TO BE DONE
Without the pictures, set down every line of the data exactly.

=====

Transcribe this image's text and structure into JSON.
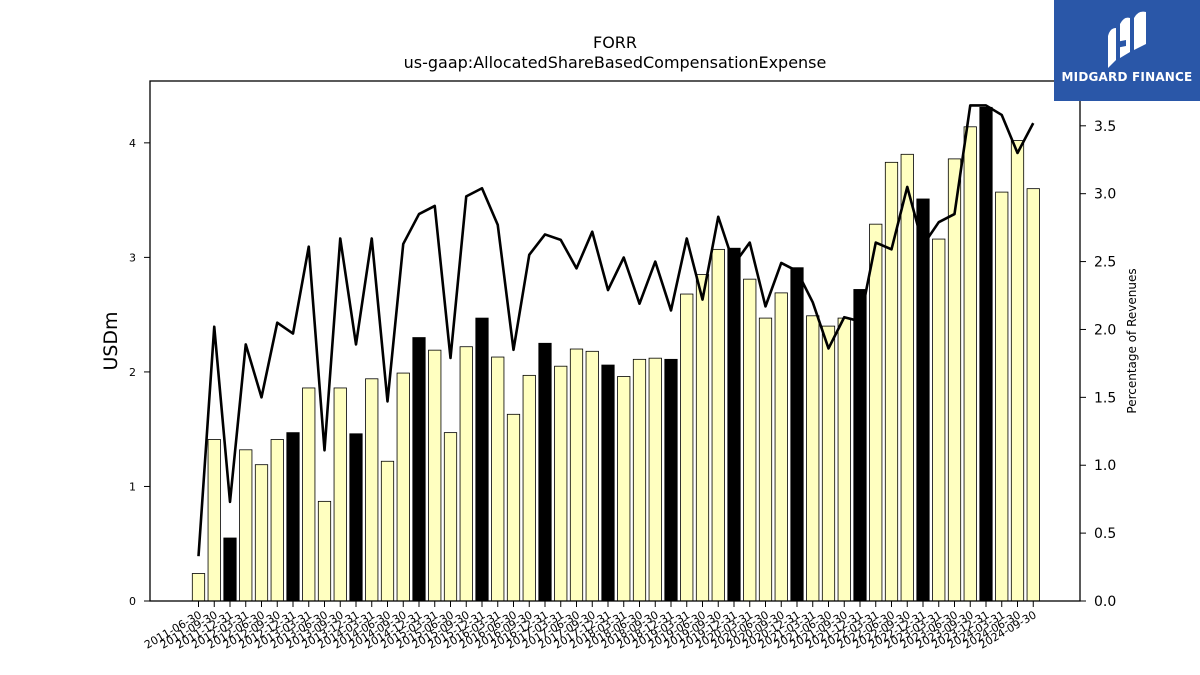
{
  "brand": {
    "name": "MIDGARD FINANCE",
    "background": "#2a57a8"
  },
  "chart_data": {
    "type": "bar",
    "title": "FORR",
    "subtitle": "us-gaap:AllocatedShareBasedCompensationExpense",
    "ylabel": "USDm",
    "y2label": "Percentage of Revenues",
    "ylim": [
      0,
      4.54
    ],
    "y2lim": [
      0,
      3.83
    ],
    "yticks": [
      0,
      1,
      2,
      3,
      4
    ],
    "y2ticks": [
      "0.0",
      "0.5",
      "1.0",
      "1.5",
      "2.0",
      "2.5",
      "3.0",
      "3.5"
    ],
    "categories": [
      "2011-06-30",
      "2011-09-30",
      "2011-12-31",
      "2012-03-31",
      "2012-06-30",
      "2012-09-30",
      "2012-12-31",
      "2013-03-31",
      "2013-06-30",
      "2013-09-30",
      "2013-12-31",
      "2014-03-31",
      "2014-06-30",
      "2014-09-30",
      "2014-12-31",
      "2015-03-31",
      "2015-06-30",
      "2015-09-30",
      "2015-12-31",
      "2016-03-31",
      "2016-06-30",
      "2016-09-30",
      "2016-12-31",
      "2017-03-31",
      "2017-06-30",
      "2017-09-30",
      "2017-12-31",
      "2018-03-31",
      "2018-06-30",
      "2018-09-30",
      "2018-12-31",
      "2019-03-31",
      "2019-06-30",
      "2019-09-30",
      "2019-12-31",
      "2020-03-31",
      "2020-06-30",
      "2020-09-30",
      "2020-12-31",
      "2021-03-31",
      "2021-06-30",
      "2021-09-30",
      "2021-12-31",
      "2022-03-31",
      "2022-06-30",
      "2022-09-30",
      "2022-12-31",
      "2023-03-31",
      "2023-06-30",
      "2023-09-30",
      "2023-12-31",
      "2024-03-31",
      "2024-06-30",
      "2024-09-30"
    ],
    "series": [
      {
        "kind": "bar",
        "values": [
          0.24,
          1.41,
          0.55,
          1.32,
          1.19,
          1.41,
          1.47,
          1.86,
          0.87,
          1.86,
          1.46,
          1.94,
          1.22,
          1.99,
          2.3,
          2.19,
          1.47,
          2.22,
          2.47,
          2.13,
          1.63,
          1.97,
          2.25,
          2.05,
          2.2,
          2.18,
          2.06,
          1.96,
          2.11,
          2.12,
          2.11,
          2.68,
          2.85,
          3.07,
          3.08,
          2.81,
          2.47,
          2.69,
          2.91,
          2.49,
          2.4,
          2.47,
          2.72,
          3.29,
          3.83,
          3.9,
          3.51,
          3.16,
          3.86,
          4.14,
          4.31,
          3.57,
          4.02,
          3.6
        ],
        "highlight": [
          false,
          false,
          true,
          false,
          false,
          false,
          true,
          false,
          false,
          false,
          true,
          false,
          false,
          false,
          true,
          false,
          false,
          false,
          true,
          false,
          false,
          false,
          true,
          false,
          false,
          false,
          true,
          false,
          false,
          false,
          true,
          false,
          false,
          false,
          true,
          false,
          false,
          false,
          true,
          false,
          false,
          false,
          true,
          false,
          false,
          false,
          true,
          false,
          false,
          false,
          true,
          false,
          false,
          false
        ],
        "color": "#ffffc0",
        "highlight_color": "#000000"
      },
      {
        "kind": "line",
        "axis": "right",
        "values": [
          0.33,
          2.02,
          0.73,
          1.89,
          1.5,
          2.05,
          1.97,
          2.61,
          1.11,
          2.67,
          1.89,
          2.67,
          1.47,
          2.63,
          2.85,
          2.91,
          1.79,
          2.98,
          3.04,
          2.77,
          1.85,
          2.55,
          2.7,
          2.66,
          2.45,
          2.72,
          2.29,
          2.53,
          2.19,
          2.5,
          2.14,
          2.67,
          2.22,
          2.83,
          2.48,
          2.64,
          2.17,
          2.49,
          2.43,
          2.2,
          1.86,
          2.09,
          2.06,
          2.64,
          2.59,
          3.05,
          2.62,
          2.79,
          2.85,
          3.65,
          3.65,
          3.58,
          3.3,
          3.52
        ],
        "color": "#000000"
      }
    ],
    "grid": false
  }
}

=====

TASK RESPONSE
Transcribe this image's text and structure into JSON.
{
  "brand": {
    "name": "MIDGARD FINANCE",
    "background": "#2a57a8"
  },
  "chart_data": {
    "type": "bar",
    "title": "FORR",
    "subtitle": "us-gaap:AllocatedShareBasedCompensationExpense",
    "ylabel": "USDm",
    "y2label": "Percentage of Revenues",
    "ylim": [
      0,
      4.54
    ],
    "y2lim": [
      0,
      3.83
    ],
    "yticks": [
      0,
      1,
      2,
      3,
      4
    ],
    "y2ticks": [
      "0.0",
      "0.5",
      "1.0",
      "1.5",
      "2.0",
      "2.5",
      "3.0",
      "3.5"
    ],
    "categories": [
      "2011-06-30",
      "2011-09-30",
      "2011-12-31",
      "2012-03-31",
      "2012-06-30",
      "2012-09-30",
      "2012-12-31",
      "2013-03-31",
      "2013-06-30",
      "2013-09-30",
      "2013-12-31",
      "2014-03-31",
      "2014-06-30",
      "2014-09-30",
      "2014-12-31",
      "2015-03-31",
      "2015-06-30",
      "2015-09-30",
      "2015-12-31",
      "2016-03-31",
      "2016-06-30",
      "2016-09-30",
      "2016-12-31",
      "2017-03-31",
      "2017-06-30",
      "2017-09-30",
      "2017-12-31",
      "2018-03-31",
      "2018-06-30",
      "2018-09-30",
      "2018-12-31",
      "2019-03-31",
      "2019-06-30",
      "2019-09-30",
      "2019-12-31",
      "2020-03-31",
      "2020-06-30",
      "2020-09-30",
      "2020-12-31",
      "2021-03-31",
      "2021-06-30",
      "2021-09-30",
      "2021-12-31",
      "2022-03-31",
      "2022-06-30",
      "2022-09-30",
      "2022-12-31",
      "2023-03-31",
      "2023-06-30",
      "2023-09-30",
      "2023-12-31",
      "2024-03-31",
      "2024-06-30",
      "2024-09-30"
    ],
    "series": [
      {
        "kind": "bar",
        "values": [
          0.24,
          1.41,
          0.55,
          1.32,
          1.19,
          1.41,
          1.47,
          1.86,
          0.87,
          1.86,
          1.46,
          1.94,
          1.22,
          1.99,
          2.3,
          2.19,
          1.47,
          2.22,
          2.47,
          2.13,
          1.63,
          1.97,
          2.25,
          2.05,
          2.2,
          2.18,
          2.06,
          1.96,
          2.11,
          2.12,
          2.11,
          2.68,
          2.85,
          3.07,
          3.08,
          2.81,
          2.47,
          2.69,
          2.91,
          2.49,
          2.4,
          2.47,
          2.72,
          3.29,
          3.83,
          3.9,
          3.51,
          3.16,
          3.86,
          4.14,
          4.31,
          3.57,
          4.02,
          3.6
        ],
        "highlight": [
          false,
          false,
          true,
          false,
          false,
          false,
          true,
          false,
          false,
          false,
          true,
          false,
          false,
          false,
          true,
          false,
          false,
          false,
          true,
          false,
          false,
          false,
          true,
          false,
          false,
          false,
          true,
          false,
          false,
          false,
          true,
          false,
          false,
          false,
          true,
          false,
          false,
          false,
          true,
          false,
          false,
          false,
          true,
          false,
          false,
          false,
          true,
          false,
          false,
          false,
          true,
          false,
          false,
          false
        ],
        "color": "#ffffc0",
        "highlight_color": "#000000"
      },
      {
        "kind": "line",
        "axis": "right",
        "values": [
          0.33,
          2.02,
          0.73,
          1.89,
          1.5,
          2.05,
          1.97,
          2.61,
          1.11,
          2.67,
          1.89,
          2.67,
          1.47,
          2.63,
          2.85,
          2.91,
          1.79,
          2.98,
          3.04,
          2.77,
          1.85,
          2.55,
          2.7,
          2.66,
          2.45,
          2.72,
          2.29,
          2.53,
          2.19,
          2.5,
          2.14,
          2.67,
          2.22,
          2.83,
          2.48,
          2.64,
          2.17,
          2.49,
          2.43,
          2.2,
          1.86,
          2.09,
          2.06,
          2.64,
          2.59,
          3.05,
          2.62,
          2.79,
          2.85,
          3.65,
          3.65,
          3.58,
          3.3,
          3.52
        ],
        "color": "#000000"
      }
    ],
    "grid": false
  }
}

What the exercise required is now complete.